> What is being asked: Review the material and extract every line in which the word "para" occurs.

(Data entries)
____________________

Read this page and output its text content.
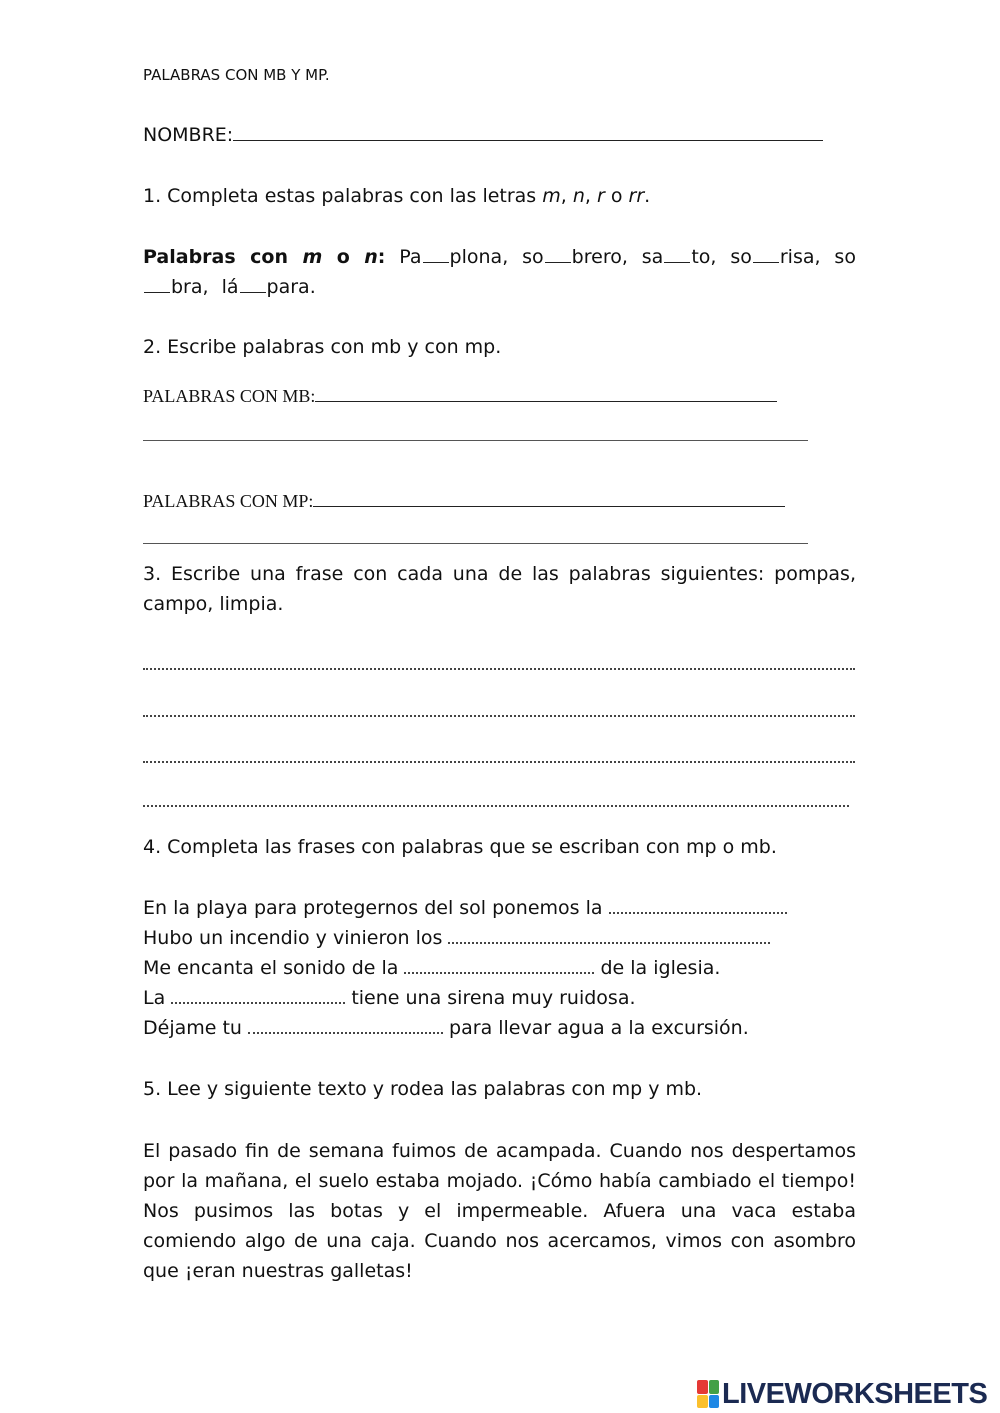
PALABRAS CON MB Y MP.
NOMBRE:
1. Completa estas palabras con las letras m, n, r o rr.
Palabras con m o n: Pa plona, so brero, sa to, so risa, sobra, lá para.
2. Escribe palabras con mb y con mp.
PALABRAS CON MB:
PALABRAS CON MP:
3. Escribe una frase con cada una de las palabras siguientes: pompas, campo, limpia.
4. Completa las frases con palabras que se escriban con mp o mb.
En la playa para protegernos del sol ponemos la
Hubo un incendio y vinieron los
Me encanta el sonido de la	de la iglesia.
La	tiene una sirena muy ruidosa.
Déjame tu	para llevar agua a la excursión.
5. Lee y siguiente texto y rodea las palabras con mp y mb.
El pasado fin de semana fuimos de acampada. Cuando nos despertamos por la mañana, el suelo estaba mojado. ¡Cómo había cambiado el tiempo! Nos pusimos las botas y el impermeable. Afuera una vaca estaba comiendo algo de una caja. Cuando nos acercamos, vimos con asombro que ¡eran nuestras galletas!
LIVEWORKSHEETS
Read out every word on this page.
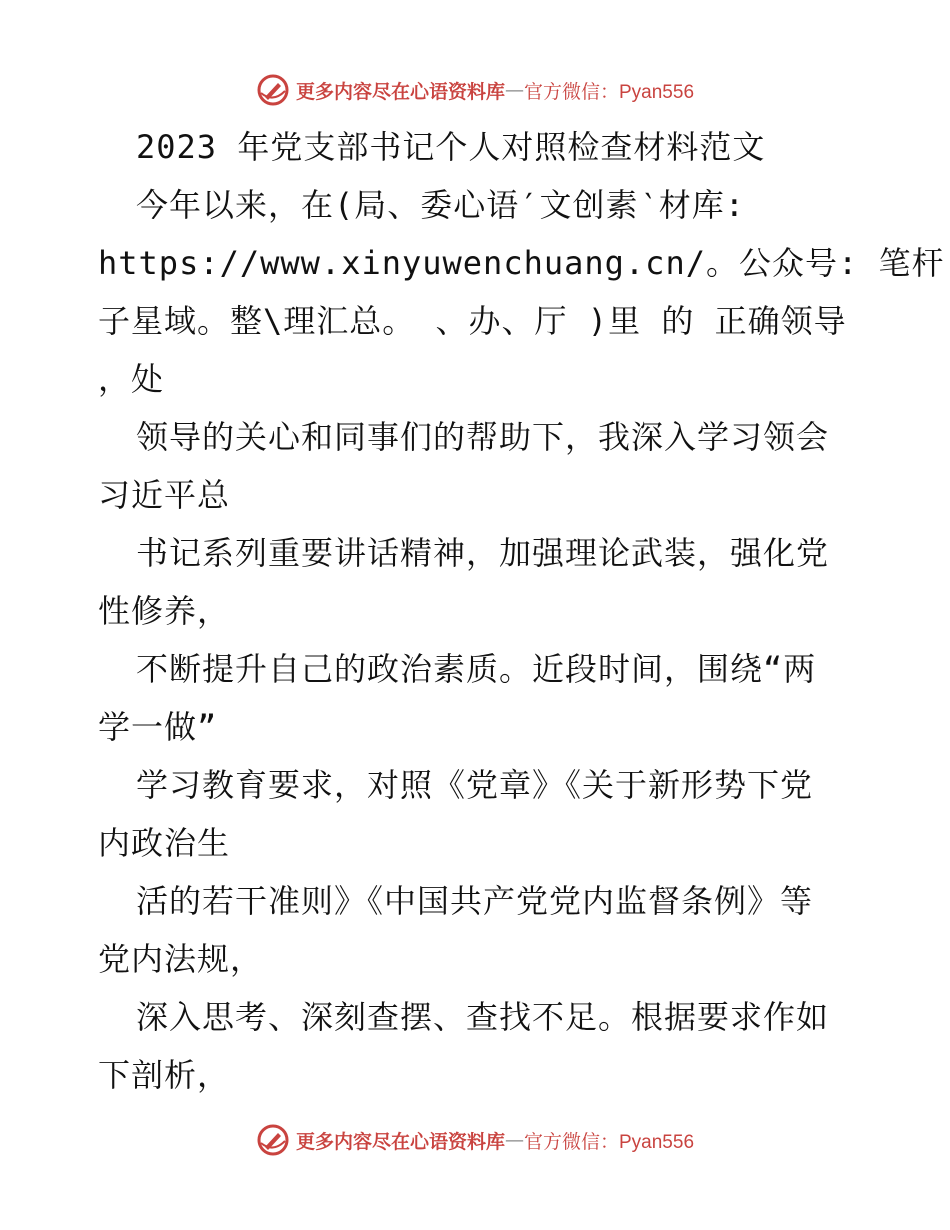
更多内容尽在心语资料库 — 官方微信：Pyan556
2023 年党支部书记个人对照检查材料范文
今年以来，在(局、委心语′文创素‵材库:
https://www.xinyuwenchuang.cn/。公众号: 笔杆
子星域。整\理汇总。 、办、厅 )里 的 正确领导
，处
领导的关心和同事们的帮助下，我深入学习领会
习近平总
书记系列重要讲话精神，加强理论武装，强化党
性修养，
不断提升自己的政治素质。近段时间，围绕“两
学一做”
学习教育要求，对照《党章》《关于新形势下党
内政治生
活的若干准则》《中国共产党党内监督条例》等
党内法规，
深入思考、深刻查摆、查找不足。根据要求作如
下剖析，
更多内容尽在心语资料库 — 官方微信：Pyan556
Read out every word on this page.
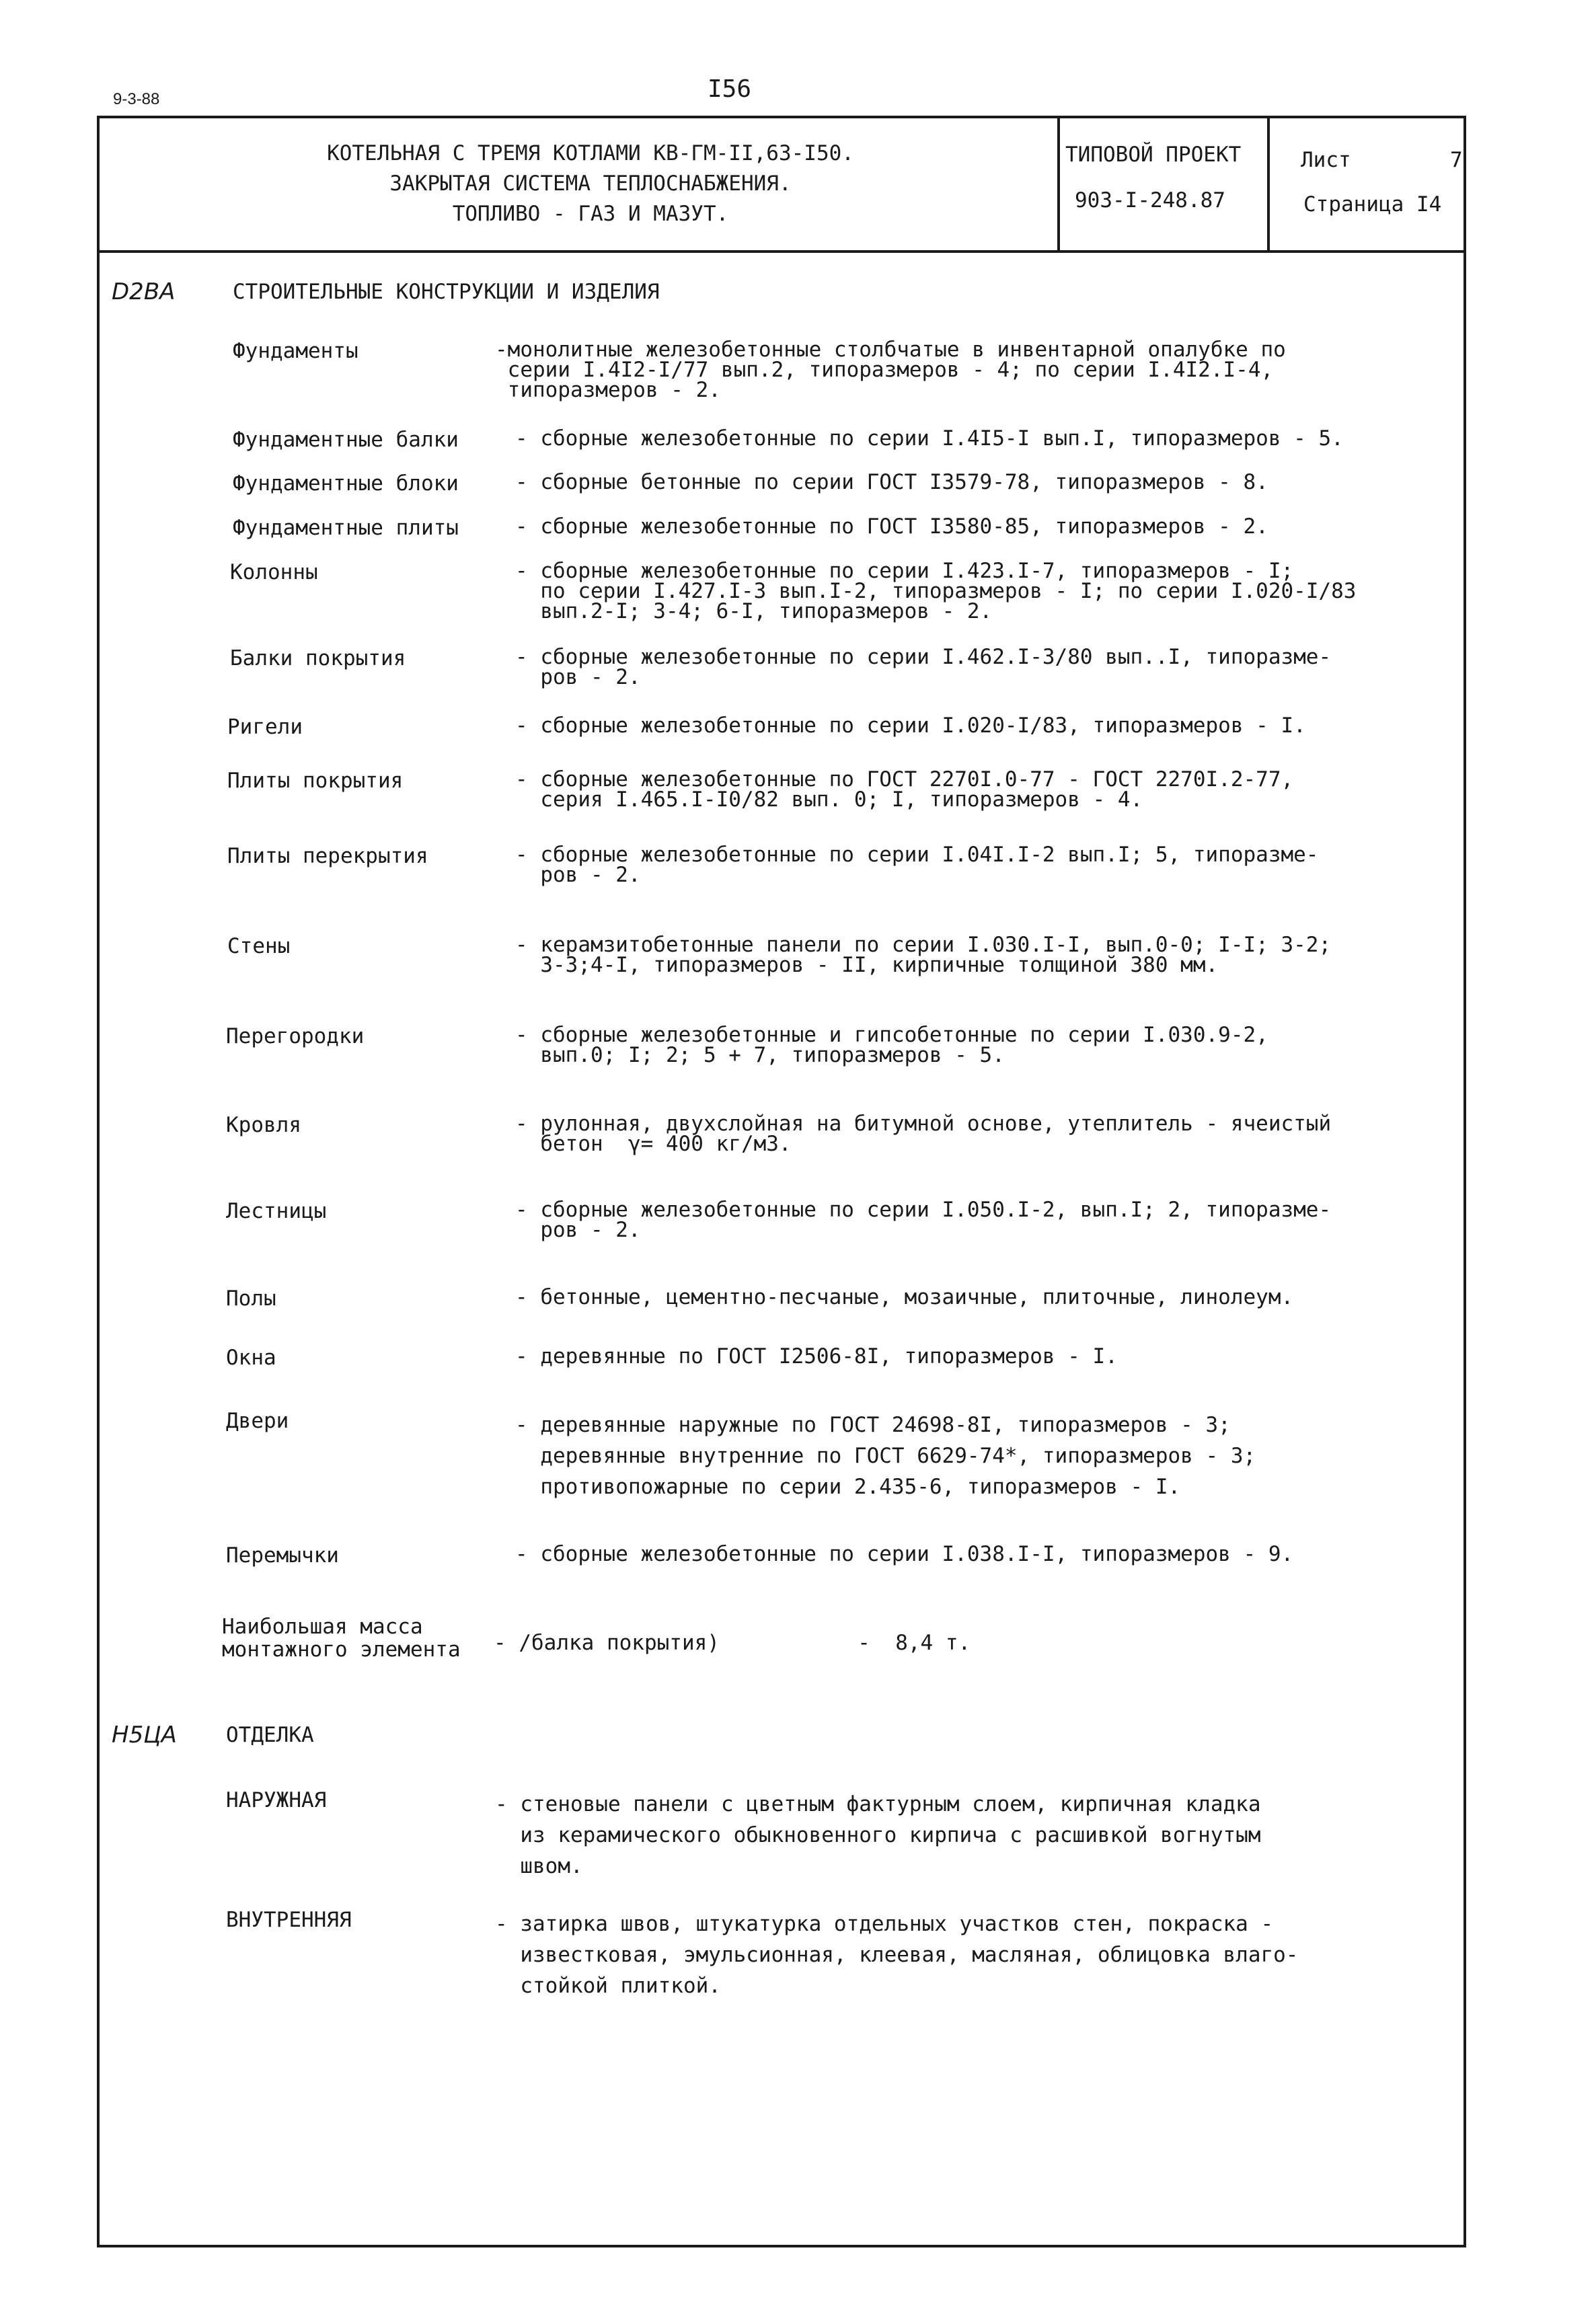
9-3-88	I56
КОТЕЛЬНАЯ С ТРЕМЯ КОТЛАМИ КВ-ГМ-II,63-I50.
ЗАКРЫТАЯ СИСТЕМА ТЕПЛОСНАБЖЕНИЯ.
ТОПЛИВО - ГАЗ И МАЗУТ.
ТИПОВОЙ ПРОЕКТ
903-I-248.87
Лист	7
Страница I4
D2BA	СТРОИТЕЛЬНЫЕ КОНСТРУКЦИИ И ИЗДЕЛИЯ
Фундаменты	-монолитные железобетонные столбчатые в инвентарной опалубке по
серии I.4I2-I/77 вып.2, типоразмеров - 4; по серии I.4I2.I-4,
типоразмеров - 2.
Фундаментные балки	- сборные железобетонные по серии I.4I5-I вып.I, типоразмеров - 5.
Фундаментные блоки	- сборные бетонные по серии ГОСТ I3579-78, типоразмеров - 8.
Фундаментные плиты	- сборные железобетонные по ГОСТ I3580-85, типоразмеров - 2.
Колонны	- сборные железобетонные по серии I.423.I-7, типоразмеров - I;
по серии I.427.I-3 вып.I-2, типоразмеров - I; по серии I.020-I/83
вып.2-I; 3-4; 6-I, типоразмеров - 2.
Балки покрытия	- сборные железобетонные по серии I.462.I-3/80 вып..I, типоразме-
ров - 2.
Ригели	- сборные железобетонные по серии I.020-I/83, типоразмеров - I.
Плиты покрытия	- сборные железобетонные по ГОСТ 2270I.0-77 - ГОСТ 2270I.2-77,
серия I.465.I-I0/82 вып. 0; I, типоразмеров - 4.
Плиты перекрытия	- сборные железобетонные по серии I.04I.I-2 вып.I; 5, типоразме-
ров - 2.
Стены	- керамзитобетонные панели по серии I.030.I-I, вып.0-0; I-I; 3-2;
3-3;4-I, типоразмеров - II, кирпичные толщиной 380 мм.
Перегородки	- сборные железобетонные и гипсобетонные по серии I.030.9-2,
вып.0; I; 2; 5 + 7, типоразмеров - 5.
Кровля	- рулонная, двухслойная на битумной основе, утеплитель - ячеистый
бетон  γ= 400 кг/м3.
Лестницы	- сборные железобетонные по серии I.050.I-2, вып.I; 2, типоразме-
ров - 2.
Полы	- бетонные, цементно-песчаные, мозаичные, плиточные, линолеум.
Окна	- деревянные по ГОСТ I2506-8I, типоразмеров - I.
Двери	- деревянные наружные по ГОСТ 24698-8I, типоразмеров - 3;
деревянные внутренние по ГОСТ 6629-74*, типоразмеров - 3;
противопожарные по серии 2.435-6, типоразмеров - I.
Перемычки	- сборные железобетонные по серии I.038.I-I, типоразмеров - 9.
Наибольшая масса
монтажного элемента - /балка покрытия)           -  8,4 т.
H5ЦA ОТДЕЛКА
НАРУЖНАЯ	- стеновые панели с цветным фактурным слоем, кирпичная кладка
из керамического обыкновенного кирпича с расшивкой вогнутым
швом.
ВНУТРЕННЯЯ	- затирка швов, штукатурка отдельных участков стен, покраска -
известковая, эмульсионная, клеевая, масляная, облицовка влаго-
стойкой плиткой.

____________________

> Result:
Palabras con m o n: Pa plona, so brero, sa to, so risa, sobra, lá para.
En la playa para protegernos del sol ponemos la
Déjame tu	para llevar agua a la excursión.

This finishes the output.